:: TEXTE CITÉ ::
□ □ □ □ □ □ □

Féminicides  : Meurtres entre quatre murs 

Féminicides  : Meurtres entre quatre murs 

La plupart des crimes perpétrés à l’encontre des femmes sont la conséquence de conflits familiaux et ne sont pas dus au fait qu’elles soient des femmes. Cependant, le caractère genré du motif est présent dans la violence exercée contre les femmes, en raison du nouveau statut qu’elles occupent dans la société, notamment dans le milieu professionnel. C’est ce qu’a indiqué au Jeune Indépendant Noureddine Bekkis, professeur en sociologie.

Le féminicide est une question épineuse et critique en Algérie. Le phénomène prend des proportions graves. Selon le site Féminicides Algérie, 141 femmes ont trouvé la mort depuis 2020, alors que neuf d’entre elles ont été tuées depuis le début de l’année en cours. 

Selon la même source, en moyenne, une femme est tuée chaque semaine en Algérie, un chiffre qui alerte sur la gravité du phénomène dans le pays. « L’année 2021 est la plus meurtrière avec 55 femmes tuées », est-il dit, et souvent le crime est commis par un proche de la victime.

□ □ □ □ □ □ □

:: PARTIE DES DONNÉES ::
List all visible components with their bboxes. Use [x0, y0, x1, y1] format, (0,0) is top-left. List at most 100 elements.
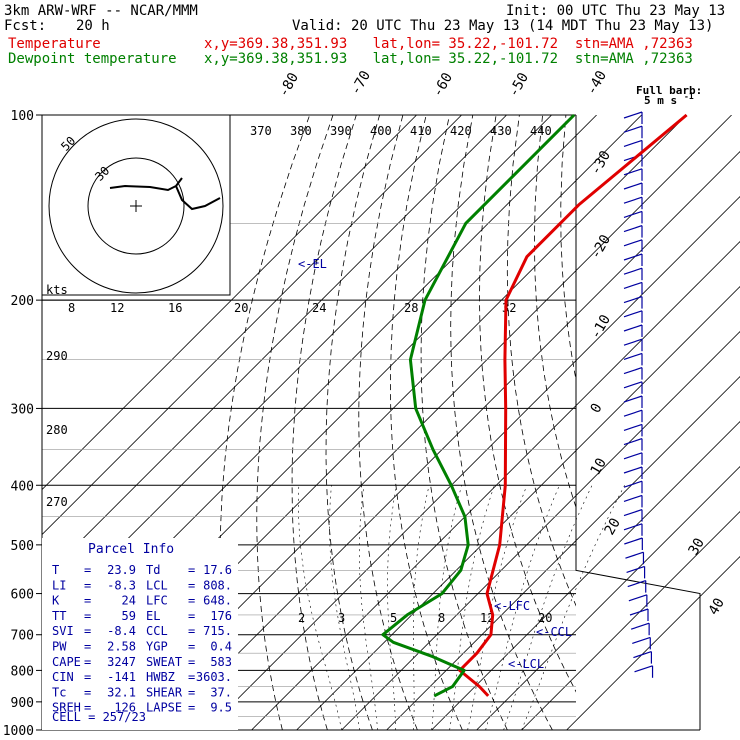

□ □ □ □ □ □ □

:: OBJECTIF DE LA TÂCHE ::
Recopiez à l’identique le passage du texte sur les féminicides qui s’ouvre sur les mots contenant « La plupart des » et se ferme sur « professeur en sociologie. ».

:: RÉSULTAT DE LA TÂCHE ::
La plupart des crimes perpétrés à l’encontre des femmes sont la conséquence de conflits familiaux et ne sont pas dus au fait qu’elles soient des femmes. Cependant, le caractère genré du motif est présent dans la violence exercée contre les femmes, en raison du nouveau statut qu’elles occupent dans la société, notamment dans le milieu professionnel. C’est ce qu’a indiqué au Jeune Indépendant Noureddine Bekkis, professeur en sociologie.